Data listing:

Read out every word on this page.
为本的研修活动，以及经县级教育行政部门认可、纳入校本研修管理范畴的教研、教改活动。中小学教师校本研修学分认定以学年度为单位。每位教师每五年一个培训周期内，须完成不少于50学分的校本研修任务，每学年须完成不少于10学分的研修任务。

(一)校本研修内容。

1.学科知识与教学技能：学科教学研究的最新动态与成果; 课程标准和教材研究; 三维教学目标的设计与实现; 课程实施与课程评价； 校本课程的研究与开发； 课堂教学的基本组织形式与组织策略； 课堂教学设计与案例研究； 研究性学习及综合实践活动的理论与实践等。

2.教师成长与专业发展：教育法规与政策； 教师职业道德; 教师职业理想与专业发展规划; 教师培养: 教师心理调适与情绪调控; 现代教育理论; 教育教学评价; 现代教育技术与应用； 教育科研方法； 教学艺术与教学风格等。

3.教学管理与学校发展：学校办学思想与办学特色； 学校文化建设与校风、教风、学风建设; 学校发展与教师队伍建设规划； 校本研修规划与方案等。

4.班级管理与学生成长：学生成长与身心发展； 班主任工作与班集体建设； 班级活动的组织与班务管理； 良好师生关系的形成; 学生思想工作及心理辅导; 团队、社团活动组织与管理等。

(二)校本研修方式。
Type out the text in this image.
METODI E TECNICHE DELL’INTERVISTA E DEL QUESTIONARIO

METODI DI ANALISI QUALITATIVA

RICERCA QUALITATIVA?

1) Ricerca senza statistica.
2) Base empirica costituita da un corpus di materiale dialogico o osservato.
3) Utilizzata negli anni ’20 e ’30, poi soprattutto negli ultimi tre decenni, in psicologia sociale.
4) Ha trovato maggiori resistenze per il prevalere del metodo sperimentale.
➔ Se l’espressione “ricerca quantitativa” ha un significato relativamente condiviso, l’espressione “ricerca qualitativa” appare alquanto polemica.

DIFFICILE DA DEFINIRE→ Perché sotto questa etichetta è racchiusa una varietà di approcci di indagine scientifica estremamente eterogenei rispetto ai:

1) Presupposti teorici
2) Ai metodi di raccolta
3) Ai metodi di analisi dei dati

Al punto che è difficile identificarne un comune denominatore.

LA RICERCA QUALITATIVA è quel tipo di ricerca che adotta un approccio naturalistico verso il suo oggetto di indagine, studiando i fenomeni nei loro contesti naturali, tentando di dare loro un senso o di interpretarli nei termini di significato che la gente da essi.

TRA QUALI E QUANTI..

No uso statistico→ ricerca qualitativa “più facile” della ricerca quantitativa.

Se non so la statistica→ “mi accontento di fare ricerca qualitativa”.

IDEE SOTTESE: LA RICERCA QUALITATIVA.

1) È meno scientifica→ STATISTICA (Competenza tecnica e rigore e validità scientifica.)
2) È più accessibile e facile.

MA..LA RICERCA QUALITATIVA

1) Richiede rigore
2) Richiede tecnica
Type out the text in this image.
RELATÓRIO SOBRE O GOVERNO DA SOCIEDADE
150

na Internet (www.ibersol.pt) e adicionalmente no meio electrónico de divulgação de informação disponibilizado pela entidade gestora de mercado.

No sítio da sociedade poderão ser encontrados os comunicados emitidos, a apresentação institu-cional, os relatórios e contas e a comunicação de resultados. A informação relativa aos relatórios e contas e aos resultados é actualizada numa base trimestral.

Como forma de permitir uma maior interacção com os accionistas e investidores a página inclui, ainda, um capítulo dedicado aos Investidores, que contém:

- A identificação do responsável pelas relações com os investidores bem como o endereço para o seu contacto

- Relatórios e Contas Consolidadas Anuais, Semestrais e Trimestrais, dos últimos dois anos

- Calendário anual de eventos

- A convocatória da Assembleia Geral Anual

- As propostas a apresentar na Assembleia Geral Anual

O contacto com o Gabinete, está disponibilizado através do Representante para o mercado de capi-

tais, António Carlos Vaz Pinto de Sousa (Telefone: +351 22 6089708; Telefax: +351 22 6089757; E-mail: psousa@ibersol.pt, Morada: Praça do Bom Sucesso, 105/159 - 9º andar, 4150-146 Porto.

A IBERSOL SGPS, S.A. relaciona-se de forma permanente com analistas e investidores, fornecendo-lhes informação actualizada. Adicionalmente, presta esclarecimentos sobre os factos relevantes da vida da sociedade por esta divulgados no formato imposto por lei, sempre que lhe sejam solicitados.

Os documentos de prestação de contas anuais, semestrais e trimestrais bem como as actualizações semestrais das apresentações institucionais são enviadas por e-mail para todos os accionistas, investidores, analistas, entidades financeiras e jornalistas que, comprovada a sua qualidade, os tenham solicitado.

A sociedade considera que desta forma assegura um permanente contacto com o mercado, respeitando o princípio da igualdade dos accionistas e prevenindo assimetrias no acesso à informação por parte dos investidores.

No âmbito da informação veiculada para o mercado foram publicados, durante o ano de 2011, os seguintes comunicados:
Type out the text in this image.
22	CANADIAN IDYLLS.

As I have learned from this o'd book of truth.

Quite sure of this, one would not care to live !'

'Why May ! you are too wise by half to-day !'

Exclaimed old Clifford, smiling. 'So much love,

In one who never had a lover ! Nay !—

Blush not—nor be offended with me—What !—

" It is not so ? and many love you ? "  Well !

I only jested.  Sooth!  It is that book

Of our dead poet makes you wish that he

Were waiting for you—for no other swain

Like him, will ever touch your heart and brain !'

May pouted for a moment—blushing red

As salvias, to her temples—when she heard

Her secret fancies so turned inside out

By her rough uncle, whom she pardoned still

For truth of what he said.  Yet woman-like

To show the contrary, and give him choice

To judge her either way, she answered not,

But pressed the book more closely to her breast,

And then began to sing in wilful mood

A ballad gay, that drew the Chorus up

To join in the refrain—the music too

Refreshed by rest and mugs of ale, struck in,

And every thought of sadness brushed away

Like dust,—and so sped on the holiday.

Aim: All lines above with "significato" in them should be returned.

Solution for this problem:
➔ Se l’espressione “ricerca quantitativa” ha un significato relativamente condiviso, l’espressione “ricerca qualitativa” appare alquanto polemica.
LA RICERCA QUALITATIVA è quel tipo di ricerca che adotta un approccio naturalistico verso il suo oggetto di indagine, studiando i fenomeni nei loro contesti naturali, tentando di dare loro un senso o di interpretarli nei termini di significato che la gente da essi.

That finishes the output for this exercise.